— Begin Input material —
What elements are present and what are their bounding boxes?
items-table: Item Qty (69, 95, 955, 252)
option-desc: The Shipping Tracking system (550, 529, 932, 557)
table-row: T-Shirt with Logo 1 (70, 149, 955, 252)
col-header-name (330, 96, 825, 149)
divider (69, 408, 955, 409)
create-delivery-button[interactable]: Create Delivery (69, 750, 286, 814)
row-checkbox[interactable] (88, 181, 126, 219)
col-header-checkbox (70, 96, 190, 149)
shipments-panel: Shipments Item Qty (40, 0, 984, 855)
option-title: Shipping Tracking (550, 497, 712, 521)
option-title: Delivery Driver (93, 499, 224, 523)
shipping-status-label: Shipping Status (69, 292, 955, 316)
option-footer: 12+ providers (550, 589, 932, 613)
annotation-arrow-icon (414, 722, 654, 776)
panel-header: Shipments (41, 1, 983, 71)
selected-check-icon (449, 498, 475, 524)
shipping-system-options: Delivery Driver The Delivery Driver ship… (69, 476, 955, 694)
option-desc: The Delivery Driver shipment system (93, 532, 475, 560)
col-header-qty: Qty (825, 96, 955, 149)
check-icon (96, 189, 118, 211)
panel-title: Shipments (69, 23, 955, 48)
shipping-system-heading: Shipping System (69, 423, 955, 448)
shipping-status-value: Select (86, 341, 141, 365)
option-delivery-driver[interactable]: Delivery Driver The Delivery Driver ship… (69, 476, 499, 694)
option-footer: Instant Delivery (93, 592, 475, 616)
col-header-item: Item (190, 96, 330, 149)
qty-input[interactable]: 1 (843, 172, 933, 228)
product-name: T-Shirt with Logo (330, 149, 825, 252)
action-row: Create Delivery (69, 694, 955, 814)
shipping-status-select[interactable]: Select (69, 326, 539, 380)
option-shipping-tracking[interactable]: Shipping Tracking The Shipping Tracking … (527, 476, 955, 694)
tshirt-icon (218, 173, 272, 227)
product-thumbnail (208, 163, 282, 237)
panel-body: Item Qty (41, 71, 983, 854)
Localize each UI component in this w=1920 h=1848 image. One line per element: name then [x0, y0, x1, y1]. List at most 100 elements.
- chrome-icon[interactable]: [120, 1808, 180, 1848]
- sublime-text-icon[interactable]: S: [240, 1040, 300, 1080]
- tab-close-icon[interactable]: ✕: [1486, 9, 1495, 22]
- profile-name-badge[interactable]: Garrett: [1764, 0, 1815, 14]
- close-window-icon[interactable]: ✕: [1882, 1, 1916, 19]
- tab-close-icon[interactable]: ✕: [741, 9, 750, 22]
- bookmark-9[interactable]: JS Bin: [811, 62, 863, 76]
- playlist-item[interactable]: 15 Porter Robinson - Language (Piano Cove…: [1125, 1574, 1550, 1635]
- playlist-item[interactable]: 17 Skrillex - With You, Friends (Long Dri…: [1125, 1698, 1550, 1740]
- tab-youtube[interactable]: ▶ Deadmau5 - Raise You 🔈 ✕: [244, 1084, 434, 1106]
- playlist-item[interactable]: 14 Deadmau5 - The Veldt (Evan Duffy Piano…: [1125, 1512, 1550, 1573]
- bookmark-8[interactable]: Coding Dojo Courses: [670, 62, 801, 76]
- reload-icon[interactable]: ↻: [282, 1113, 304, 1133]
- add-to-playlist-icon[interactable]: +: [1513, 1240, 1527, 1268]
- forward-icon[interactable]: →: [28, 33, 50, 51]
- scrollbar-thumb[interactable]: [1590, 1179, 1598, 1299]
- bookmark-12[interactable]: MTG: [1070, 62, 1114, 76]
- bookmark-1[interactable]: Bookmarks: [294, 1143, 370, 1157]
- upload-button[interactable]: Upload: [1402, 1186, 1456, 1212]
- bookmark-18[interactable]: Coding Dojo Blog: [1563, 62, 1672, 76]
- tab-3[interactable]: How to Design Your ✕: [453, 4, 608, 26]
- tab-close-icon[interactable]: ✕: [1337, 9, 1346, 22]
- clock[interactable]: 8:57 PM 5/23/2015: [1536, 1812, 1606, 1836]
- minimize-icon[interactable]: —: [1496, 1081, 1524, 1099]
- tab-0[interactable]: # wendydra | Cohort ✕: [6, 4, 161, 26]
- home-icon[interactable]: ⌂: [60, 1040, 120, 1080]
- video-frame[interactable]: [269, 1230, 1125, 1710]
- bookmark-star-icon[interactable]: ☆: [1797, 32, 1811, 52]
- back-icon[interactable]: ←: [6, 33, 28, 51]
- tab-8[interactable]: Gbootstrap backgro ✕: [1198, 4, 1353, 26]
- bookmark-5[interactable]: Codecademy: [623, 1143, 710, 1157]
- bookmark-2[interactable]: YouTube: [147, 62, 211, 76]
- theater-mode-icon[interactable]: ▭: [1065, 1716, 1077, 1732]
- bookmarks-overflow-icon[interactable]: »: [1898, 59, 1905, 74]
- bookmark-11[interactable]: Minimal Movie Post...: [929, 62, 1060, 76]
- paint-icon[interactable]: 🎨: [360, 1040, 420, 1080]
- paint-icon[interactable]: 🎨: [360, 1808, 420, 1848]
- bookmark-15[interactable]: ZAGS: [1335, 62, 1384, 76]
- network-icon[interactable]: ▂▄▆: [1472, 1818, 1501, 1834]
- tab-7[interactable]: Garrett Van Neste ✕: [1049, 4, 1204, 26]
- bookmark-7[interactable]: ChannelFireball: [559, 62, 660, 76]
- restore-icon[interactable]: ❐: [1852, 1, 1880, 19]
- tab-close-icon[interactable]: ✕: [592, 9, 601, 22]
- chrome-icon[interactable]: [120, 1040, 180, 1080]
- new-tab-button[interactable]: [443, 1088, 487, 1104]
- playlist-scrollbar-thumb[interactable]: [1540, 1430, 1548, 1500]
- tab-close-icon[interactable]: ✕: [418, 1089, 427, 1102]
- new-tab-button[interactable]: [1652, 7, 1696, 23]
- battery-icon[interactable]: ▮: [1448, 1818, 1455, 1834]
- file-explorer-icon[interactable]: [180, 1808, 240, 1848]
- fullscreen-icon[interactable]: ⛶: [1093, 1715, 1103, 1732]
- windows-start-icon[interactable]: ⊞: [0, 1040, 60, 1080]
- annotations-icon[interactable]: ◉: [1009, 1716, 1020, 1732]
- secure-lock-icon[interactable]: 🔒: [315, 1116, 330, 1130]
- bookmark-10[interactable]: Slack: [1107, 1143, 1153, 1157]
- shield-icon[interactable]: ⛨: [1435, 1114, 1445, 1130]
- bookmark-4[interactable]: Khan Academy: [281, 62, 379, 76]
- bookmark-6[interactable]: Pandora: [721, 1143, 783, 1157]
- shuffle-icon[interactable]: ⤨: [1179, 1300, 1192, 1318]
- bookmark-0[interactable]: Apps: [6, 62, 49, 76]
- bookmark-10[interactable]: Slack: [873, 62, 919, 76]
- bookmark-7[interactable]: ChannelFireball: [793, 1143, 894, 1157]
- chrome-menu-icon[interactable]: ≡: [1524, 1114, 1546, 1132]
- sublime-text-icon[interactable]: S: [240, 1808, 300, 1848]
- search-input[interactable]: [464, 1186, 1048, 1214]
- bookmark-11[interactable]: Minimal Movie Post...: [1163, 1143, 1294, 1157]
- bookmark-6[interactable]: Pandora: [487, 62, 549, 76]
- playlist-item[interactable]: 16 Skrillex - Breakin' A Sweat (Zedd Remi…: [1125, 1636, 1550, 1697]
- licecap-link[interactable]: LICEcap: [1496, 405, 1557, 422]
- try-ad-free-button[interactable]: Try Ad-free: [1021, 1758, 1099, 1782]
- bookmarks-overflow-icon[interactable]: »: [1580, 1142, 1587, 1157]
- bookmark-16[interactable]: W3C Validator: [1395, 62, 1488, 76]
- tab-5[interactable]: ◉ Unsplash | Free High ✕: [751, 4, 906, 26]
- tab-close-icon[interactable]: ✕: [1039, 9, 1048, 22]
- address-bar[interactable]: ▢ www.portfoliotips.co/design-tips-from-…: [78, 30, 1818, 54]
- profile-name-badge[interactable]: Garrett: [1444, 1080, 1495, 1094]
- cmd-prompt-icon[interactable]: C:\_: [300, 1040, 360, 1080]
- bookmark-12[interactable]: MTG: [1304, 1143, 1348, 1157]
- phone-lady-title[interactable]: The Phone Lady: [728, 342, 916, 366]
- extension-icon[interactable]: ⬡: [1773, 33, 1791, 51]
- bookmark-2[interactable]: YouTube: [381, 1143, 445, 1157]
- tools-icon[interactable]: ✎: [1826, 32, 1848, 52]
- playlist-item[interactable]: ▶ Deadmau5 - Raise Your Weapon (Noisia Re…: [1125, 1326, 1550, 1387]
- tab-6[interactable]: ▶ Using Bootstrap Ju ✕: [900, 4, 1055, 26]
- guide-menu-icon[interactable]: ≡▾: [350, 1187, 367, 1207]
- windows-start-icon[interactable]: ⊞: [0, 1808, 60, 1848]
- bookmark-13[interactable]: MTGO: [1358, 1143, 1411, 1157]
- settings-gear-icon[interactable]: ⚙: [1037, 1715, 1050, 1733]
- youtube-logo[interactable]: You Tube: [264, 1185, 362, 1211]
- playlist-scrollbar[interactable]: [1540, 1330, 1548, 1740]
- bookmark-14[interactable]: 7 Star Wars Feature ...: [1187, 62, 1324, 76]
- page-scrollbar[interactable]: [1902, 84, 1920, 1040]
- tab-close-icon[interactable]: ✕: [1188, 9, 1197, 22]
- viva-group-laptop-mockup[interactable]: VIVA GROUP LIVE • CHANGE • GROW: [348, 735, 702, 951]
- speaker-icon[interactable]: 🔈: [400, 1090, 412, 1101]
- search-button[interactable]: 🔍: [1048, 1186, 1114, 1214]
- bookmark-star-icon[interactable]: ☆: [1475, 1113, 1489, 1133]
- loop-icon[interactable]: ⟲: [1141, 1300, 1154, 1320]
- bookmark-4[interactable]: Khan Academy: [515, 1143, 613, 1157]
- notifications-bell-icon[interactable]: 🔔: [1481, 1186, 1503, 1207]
— End Input material —
Write out the rows above, unchanged, from the first line through the line containing "qty-input[interactable]: 1 (843, 172, 933, 228)", including that line.

Task result:
What elements are present and what are their bounding boxes?
items-table: Item Qty (69, 95, 955, 252)
option-desc: The Shipping Tracking system (550, 529, 932, 557)
table-row: T-Shirt with Logo 1 (70, 149, 955, 252)
col-header-name (330, 96, 825, 149)
divider (69, 408, 955, 409)
create-delivery-button[interactable]: Create Delivery (69, 750, 286, 814)
row-checkbox[interactable] (88, 181, 126, 219)
col-header-checkbox (70, 96, 190, 149)
shipments-panel: Shipments Item Qty (40, 0, 984, 855)
option-title: Shipping Tracking (550, 497, 712, 521)
option-title: Delivery Driver (93, 499, 224, 523)
shipping-status-label: Shipping Status (69, 292, 955, 316)
option-footer: 12+ providers (550, 589, 932, 613)
annotation-arrow-icon (414, 722, 654, 776)
panel-header: Shipments (41, 1, 983, 71)
selected-check-icon (449, 498, 475, 524)
shipping-system-options: Delivery Driver The Delivery Driver ship… (69, 476, 955, 694)
option-desc: The Delivery Driver shipment system (93, 532, 475, 560)
col-header-qty: Qty (825, 96, 955, 149)
check-icon (96, 189, 118, 211)
panel-title: Shipments (69, 23, 955, 48)
shipping-system-heading: Shipping System (69, 423, 955, 448)
shipping-status-value: Select (86, 341, 141, 365)
option-delivery-driver[interactable]: Delivery Driver The Delivery Driver ship… (69, 476, 499, 694)
option-footer: Instant Delivery (93, 592, 475, 616)
col-header-item: Item (190, 96, 330, 149)
qty-input[interactable]: 1 (843, 172, 933, 228)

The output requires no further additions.